**Listed entries**
Begin
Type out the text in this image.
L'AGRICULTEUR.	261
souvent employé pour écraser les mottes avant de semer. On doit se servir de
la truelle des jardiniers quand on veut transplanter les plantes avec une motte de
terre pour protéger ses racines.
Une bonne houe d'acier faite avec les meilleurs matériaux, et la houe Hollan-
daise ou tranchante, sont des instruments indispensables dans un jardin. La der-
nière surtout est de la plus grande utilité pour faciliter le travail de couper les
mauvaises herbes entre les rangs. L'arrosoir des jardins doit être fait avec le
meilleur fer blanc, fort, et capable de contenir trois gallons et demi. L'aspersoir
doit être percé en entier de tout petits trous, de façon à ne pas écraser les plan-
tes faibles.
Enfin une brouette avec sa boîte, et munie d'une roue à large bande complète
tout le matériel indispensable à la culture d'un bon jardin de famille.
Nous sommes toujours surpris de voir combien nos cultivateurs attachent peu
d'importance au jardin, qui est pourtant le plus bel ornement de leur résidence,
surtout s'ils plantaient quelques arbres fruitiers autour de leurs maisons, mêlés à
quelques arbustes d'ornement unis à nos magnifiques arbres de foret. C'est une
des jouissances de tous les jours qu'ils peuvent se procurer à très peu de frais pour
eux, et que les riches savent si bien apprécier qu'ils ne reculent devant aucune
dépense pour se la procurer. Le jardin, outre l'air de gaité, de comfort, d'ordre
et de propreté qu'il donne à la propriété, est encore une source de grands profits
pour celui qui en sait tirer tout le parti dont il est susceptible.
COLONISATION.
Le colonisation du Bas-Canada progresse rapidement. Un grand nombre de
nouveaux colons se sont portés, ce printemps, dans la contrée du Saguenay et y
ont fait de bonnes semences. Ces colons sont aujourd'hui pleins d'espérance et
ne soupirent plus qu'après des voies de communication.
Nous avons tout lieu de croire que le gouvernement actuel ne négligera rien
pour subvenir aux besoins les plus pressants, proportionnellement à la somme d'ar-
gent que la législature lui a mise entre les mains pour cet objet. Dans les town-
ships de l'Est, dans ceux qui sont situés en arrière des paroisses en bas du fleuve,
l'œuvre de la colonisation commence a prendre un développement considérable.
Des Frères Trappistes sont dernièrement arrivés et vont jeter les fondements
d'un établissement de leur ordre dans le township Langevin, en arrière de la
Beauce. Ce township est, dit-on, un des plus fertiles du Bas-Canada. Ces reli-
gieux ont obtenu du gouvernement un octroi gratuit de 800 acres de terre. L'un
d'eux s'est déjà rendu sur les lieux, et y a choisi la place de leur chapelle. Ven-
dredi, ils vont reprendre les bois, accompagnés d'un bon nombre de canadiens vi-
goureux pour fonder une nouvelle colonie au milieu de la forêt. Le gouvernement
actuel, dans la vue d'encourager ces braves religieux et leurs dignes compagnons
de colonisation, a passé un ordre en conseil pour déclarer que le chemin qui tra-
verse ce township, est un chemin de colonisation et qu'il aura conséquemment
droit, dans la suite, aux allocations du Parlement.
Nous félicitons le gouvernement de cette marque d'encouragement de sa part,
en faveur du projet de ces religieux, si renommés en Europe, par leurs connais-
End
**What this task involves**
Across the data, tally the lines containing "terre" and give back the number alone.

**Written response**
2